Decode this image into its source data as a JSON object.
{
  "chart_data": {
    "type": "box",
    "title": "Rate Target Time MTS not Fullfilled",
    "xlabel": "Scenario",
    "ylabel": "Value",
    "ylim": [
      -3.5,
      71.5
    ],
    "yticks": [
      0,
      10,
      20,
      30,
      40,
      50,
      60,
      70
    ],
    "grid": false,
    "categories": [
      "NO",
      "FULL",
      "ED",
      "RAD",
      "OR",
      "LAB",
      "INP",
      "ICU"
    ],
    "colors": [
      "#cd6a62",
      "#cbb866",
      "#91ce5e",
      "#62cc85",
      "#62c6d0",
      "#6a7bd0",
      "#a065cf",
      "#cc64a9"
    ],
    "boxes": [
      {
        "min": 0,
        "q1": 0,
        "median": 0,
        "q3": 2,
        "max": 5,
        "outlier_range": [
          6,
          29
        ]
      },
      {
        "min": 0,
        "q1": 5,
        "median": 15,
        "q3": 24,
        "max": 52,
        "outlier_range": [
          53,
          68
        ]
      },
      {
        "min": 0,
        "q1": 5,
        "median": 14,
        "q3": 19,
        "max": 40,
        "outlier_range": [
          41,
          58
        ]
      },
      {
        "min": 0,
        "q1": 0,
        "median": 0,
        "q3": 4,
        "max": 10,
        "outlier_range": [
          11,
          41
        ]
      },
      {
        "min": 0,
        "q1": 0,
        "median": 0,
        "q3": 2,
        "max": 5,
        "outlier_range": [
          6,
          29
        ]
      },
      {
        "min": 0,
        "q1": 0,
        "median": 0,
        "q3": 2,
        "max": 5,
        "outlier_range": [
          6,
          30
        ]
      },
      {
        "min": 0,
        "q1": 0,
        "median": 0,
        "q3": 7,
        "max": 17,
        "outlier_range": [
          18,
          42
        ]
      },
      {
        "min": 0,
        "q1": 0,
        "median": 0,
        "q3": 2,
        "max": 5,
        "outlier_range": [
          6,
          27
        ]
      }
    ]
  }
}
============================================================
All of the data above should be transcribed exactly.

Decode this image into its source data as a JSON object.
{
  "chart_data": {
    "type": "box",
    "title": "Rate Target Time MTS not Fullfilled",
    "xlabel": "Scenario",
    "ylabel": "Value",
    "ylim": [
      -3.5,
      71.5
    ],
    "yticks": [
      0,
      10,
      20,
      30,
      40,
      50,
      60,
      70
    ],
    "grid": false,
    "categories": [
      "NO",
      "FULL",
      "ED",
      "RAD",
      "OR",
      "LAB",
      "INP",
      "ICU"
    ],
    "colors": [
      "#cd6a62",
      "#cbb866",
      "#91ce5e",
      "#62cc85",
      "#62c6d0",
      "#6a7bd0",
      "#a065cf",
      "#cc64a9"
    ],
    "boxes": [
      {
        "min": 0,
        "q1": 0,
        "median": 0,
        "q3": 2,
        "max": 5,
        "outlier_range": [
          6,
          29
        ]
      },
      {
        "min": 0,
        "q1": 5,
        "median": 15,
        "q3": 24,
        "max": 52,
        "outlier_range": [
          53,
          68
        ]
      },
      {
        "min": 0,
        "q1": 5,
        "median": 14,
        "q3": 19,
        "max": 40,
        "outlier_range": [
          41,
          58
        ]
      },
      {
        "min": 0,
        "q1": 0,
        "median": 0,
        "q3": 4,
        "max": 10,
        "outlier_range": [
          11,
          41
        ]
      },
      {
        "min": 0,
        "q1": 0,
        "median": 0,
        "q3": 2,
        "max": 5,
        "outlier_range": [
          6,
          29
        ]
      },
      {
        "min": 0,
        "q1": 0,
        "median": 0,
        "q3": 2,
        "max": 5,
        "outlier_range": [
          6,
          30
        ]
      },
      {
        "min": 0,
        "q1": 0,
        "median": 0,
        "q3": 7,
        "max": 17,
        "outlier_range": [
          18,
          42
        ]
      },
      {
        "min": 0,
        "q1": 0,
        "median": 0,
        "q3": 2,
        "max": 5,
        "outlier_range": [
          6,
          27
        ]
      }
    ]
  }
}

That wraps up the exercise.